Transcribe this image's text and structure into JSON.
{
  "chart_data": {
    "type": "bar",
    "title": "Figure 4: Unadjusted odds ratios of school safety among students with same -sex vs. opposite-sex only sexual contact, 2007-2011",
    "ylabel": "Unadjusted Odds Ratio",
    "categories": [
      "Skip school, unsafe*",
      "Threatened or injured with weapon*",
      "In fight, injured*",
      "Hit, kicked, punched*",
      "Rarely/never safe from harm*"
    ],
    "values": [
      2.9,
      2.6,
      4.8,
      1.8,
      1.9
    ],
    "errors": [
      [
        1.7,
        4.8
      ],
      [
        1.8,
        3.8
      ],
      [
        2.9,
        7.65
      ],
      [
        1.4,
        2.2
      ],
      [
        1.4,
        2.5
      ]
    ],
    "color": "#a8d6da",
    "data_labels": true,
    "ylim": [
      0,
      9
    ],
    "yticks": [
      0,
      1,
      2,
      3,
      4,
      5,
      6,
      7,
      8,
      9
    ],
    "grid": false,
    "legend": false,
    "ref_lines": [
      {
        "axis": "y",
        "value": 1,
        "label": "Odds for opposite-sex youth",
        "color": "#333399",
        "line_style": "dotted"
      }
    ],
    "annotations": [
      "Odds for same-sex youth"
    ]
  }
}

= = = = = = =

PROMPT:
Exact copies of all the records are required.

REPLY:
Transcribe this image's text and structure into JSON.
{
  "chart_data": {
    "type": "bar",
    "title": "Figure 4: Unadjusted odds ratios of school safety among students with same -sex vs. opposite-sex only sexual contact, 2007-2011",
    "ylabel": "Unadjusted Odds Ratio",
    "categories": [
      "Skip school, unsafe*",
      "Threatened or injured with weapon*",
      "In fight, injured*",
      "Hit, kicked, punched*",
      "Rarely/never safe from harm*"
    ],
    "values": [
      2.9,
      2.6,
      4.8,
      1.8,
      1.9
    ],
    "errors": [
      [
        1.7,
        4.8
      ],
      [
        1.8,
        3.8
      ],
      [
        2.9,
        7.65
      ],
      [
        1.4,
        2.2
      ],
      [
        1.4,
        2.5
      ]
    ],
    "color": "#a8d6da",
    "data_labels": true,
    "ylim": [
      0,
      9
    ],
    "yticks": [
      0,
      1,
      2,
      3,
      4,
      5,
      6,
      7,
      8,
      9
    ],
    "grid": false,
    "legend": false,
    "ref_lines": [
      {
        "axis": "y",
        "value": 1,
        "label": "Odds for opposite-sex youth",
        "color": "#333399",
        "line_style": "dotted"
      }
    ],
    "annotations": [
      "Odds for same-sex youth"
    ]
  }
}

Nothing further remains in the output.